Write out the material exactly. Do not include the pictures.

+++ EXTRACTED RECORDS

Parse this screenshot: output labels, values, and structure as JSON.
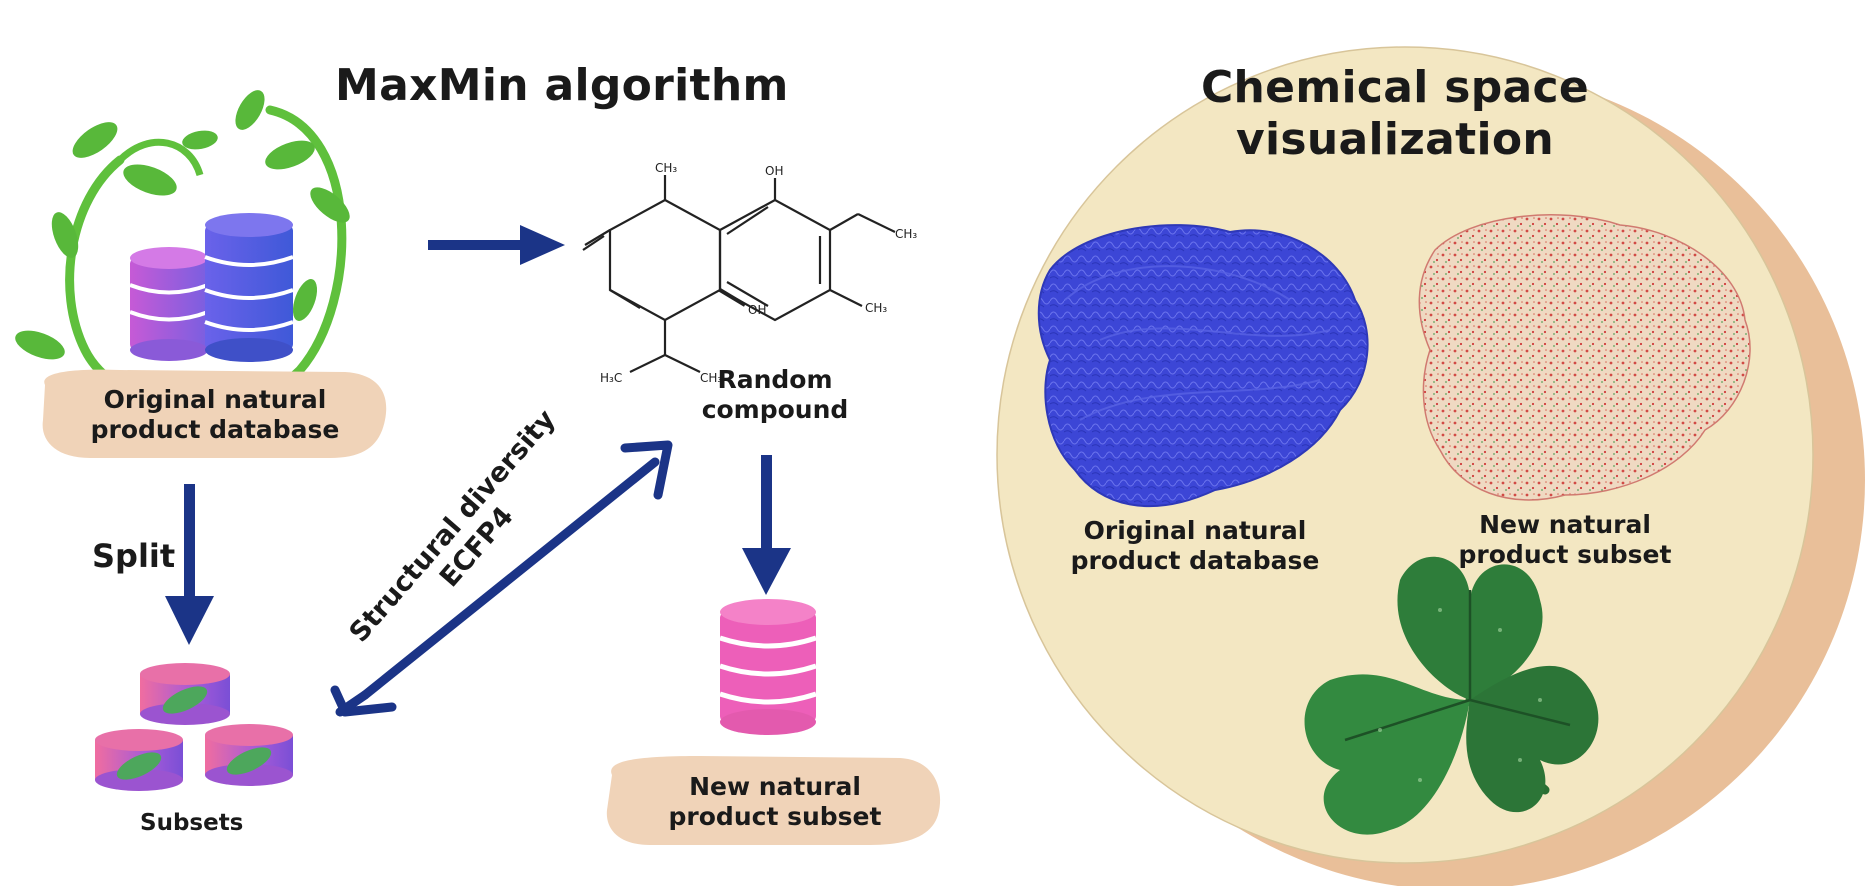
{
  "maxmin": {
    "title": "MaxMin algorithm",
    "database_label": [
      "Original natural",
      "product database"
    ],
    "split_label": "Split",
    "subsets_label": "Subsets",
    "random_compound_label": [
      "Random",
      "compound"
    ],
    "diversity_label": [
      "Structural diversity",
      "ECFP4"
    ],
    "new_subset_label": [
      "New natural",
      "product subset"
    ],
    "molecule_atoms": {
      "ch3_top": "CH₃",
      "oh_top": "OH",
      "ch3_ome": "CH₃",
      "ch3_right": "CH₃",
      "oh_mid": "OH",
      "h3c": "H₃C",
      "ch3_bottom": "CH₃"
    }
  },
  "chemical_space": {
    "title": [
      "Chemical space",
      "visualization"
    ],
    "original_label": [
      "Original natural",
      "product database"
    ],
    "new_label": [
      "New natural",
      "product subset"
    ]
  },
  "colors": {
    "arrow": "#1b3487",
    "circle_fill": "#f3e7c2",
    "circle_shadow": "#e9bf99",
    "tag_fill": "#f0d3b8",
    "pink_db": "#ed5fb9",
    "blue_cloud": "#3c46d6",
    "leaf_green": "#2e7d3a",
    "vine_green": "#5fc03c"
  }
}
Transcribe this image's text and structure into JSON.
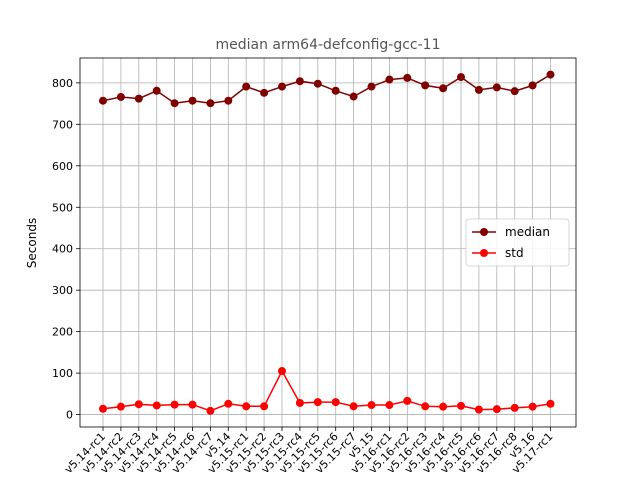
{
  "chart_data": {
    "type": "line",
    "title": "median arm64-defconfig-gcc-11",
    "xlabel": "",
    "ylabel": "Seconds",
    "categories": [
      "v5.14-rc1",
      "v5.14-rc2",
      "v5.14-rc3",
      "v5.14-rc4",
      "v5.14-rc5",
      "v5.14-rc6",
      "v5.14-rc7",
      "v5.14",
      "v5.15-rc1",
      "v5.15-rc2",
      "v5.15-rc3",
      "v5.15-rc4",
      "v5.15-rc5",
      "v5.15-rc6",
      "v5.15-rc7",
      "v5.15",
      "v5.16-rc1",
      "v5.16-rc2",
      "v5.16-rc3",
      "v5.16-rc4",
      "v5.16-rc5",
      "v5.16-rc6",
      "v5.16-rc7",
      "v5.16-rc8",
      "v5.16",
      "v5.17-rc1"
    ],
    "ylim": [
      -30,
      860
    ],
    "yticks": [
      0,
      100,
      200,
      300,
      400,
      500,
      600,
      700,
      800
    ],
    "grid": true,
    "legend_position": "center-right",
    "series": [
      {
        "name": "median",
        "color": "#800000",
        "values": [
          757,
          766,
          762,
          781,
          751,
          757,
          751,
          757,
          791,
          776,
          791,
          804,
          798,
          781,
          767,
          791,
          808,
          812,
          794,
          787,
          814,
          783,
          789,
          780,
          794,
          820
        ]
      },
      {
        "name": "std",
        "color": "#ff0000",
        "values": [
          14,
          19,
          25,
          22,
          24,
          24,
          9,
          26,
          20,
          20,
          105,
          28,
          30,
          30,
          20,
          23,
          23,
          33,
          20,
          19,
          21,
          12,
          13,
          16,
          19,
          26
        ]
      }
    ]
  }
}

++++++

▶ **IN RESPONSE**
Parse this screenshot: output labels, values, and structure as JSON.
{
  "maxmin": {
    "title": "MaxMin algorithm",
    "database_label": [
      "Original natural",
      "product database"
    ],
    "split_label": "Split",
    "subsets_label": "Subsets",
    "random_compound_label": [
      "Random",
      "compound"
    ],
    "diversity_label": [
      "Structural diversity",
      "ECFP4"
    ],
    "new_subset_label": [
      "New natural",
      "product subset"
    ],
    "molecule_atoms": {
      "ch3_top": "CH₃",
      "oh_top": "OH",
      "ch3_ome": "CH₃",
      "ch3_right": "CH₃",
      "oh_mid": "OH",
      "h3c": "H₃C",
      "ch3_bottom": "CH₃"
    }
  },
  "chemical_space": {
    "title": [
      "Chemical space",
      "visualization"
    ],
    "original_label": [
      "Original natural",
      "product database"
    ],
    "new_label": [
      "New natural",
      "product subset"
    ]
  },
  "colors": {
    "arrow": "#1b3487",
    "circle_fill": "#f3e7c2",
    "circle_shadow": "#e9bf99",
    "tag_fill": "#f0d3b8",
    "pink_db": "#ed5fb9",
    "blue_cloud": "#3c46d6",
    "leaf_green": "#2e7d3a",
    "vine_green": "#5fc03c"
  }
}
Transcribe this image's text and structure into JSON.
{
  "chart_data": {
    "type": "line",
    "title": "median arm64-defconfig-gcc-11",
    "xlabel": "",
    "ylabel": "Seconds",
    "categories": [
      "v5.14-rc1",
      "v5.14-rc2",
      "v5.14-rc3",
      "v5.14-rc4",
      "v5.14-rc5",
      "v5.14-rc6",
      "v5.14-rc7",
      "v5.14",
      "v5.15-rc1",
      "v5.15-rc2",
      "v5.15-rc3",
      "v5.15-rc4",
      "v5.15-rc5",
      "v5.15-rc6",
      "v5.15-rc7",
      "v5.15",
      "v5.16-rc1",
      "v5.16-rc2",
      "v5.16-rc3",
      "v5.16-rc4",
      "v5.16-rc5",
      "v5.16-rc6",
      "v5.16-rc7",
      "v5.16-rc8",
      "v5.16",
      "v5.17-rc1"
    ],
    "ylim": [
      -30,
      860
    ],
    "yticks": [
      0,
      100,
      200,
      300,
      400,
      500,
      600,
      700,
      800
    ],
    "grid": true,
    "legend_position": "center-right",
    "series": [
      {
        "name": "median",
        "color": "#800000",
        "values": [
          757,
          766,
          762,
          781,
          751,
          757,
          751,
          757,
          791,
          776,
          791,
          804,
          798,
          781,
          767,
          791,
          808,
          812,
          794,
          787,
          814,
          783,
          789,
          780,
          794,
          820
        ]
      },
      {
        "name": "std",
        "color": "#ff0000",
        "values": [
          14,
          19,
          25,
          22,
          24,
          24,
          9,
          26,
          20,
          20,
          105,
          28,
          30,
          30,
          20,
          23,
          23,
          33,
          20,
          19,
          21,
          12,
          13,
          16,
          19,
          26
        ]
      }
    ]
  }
}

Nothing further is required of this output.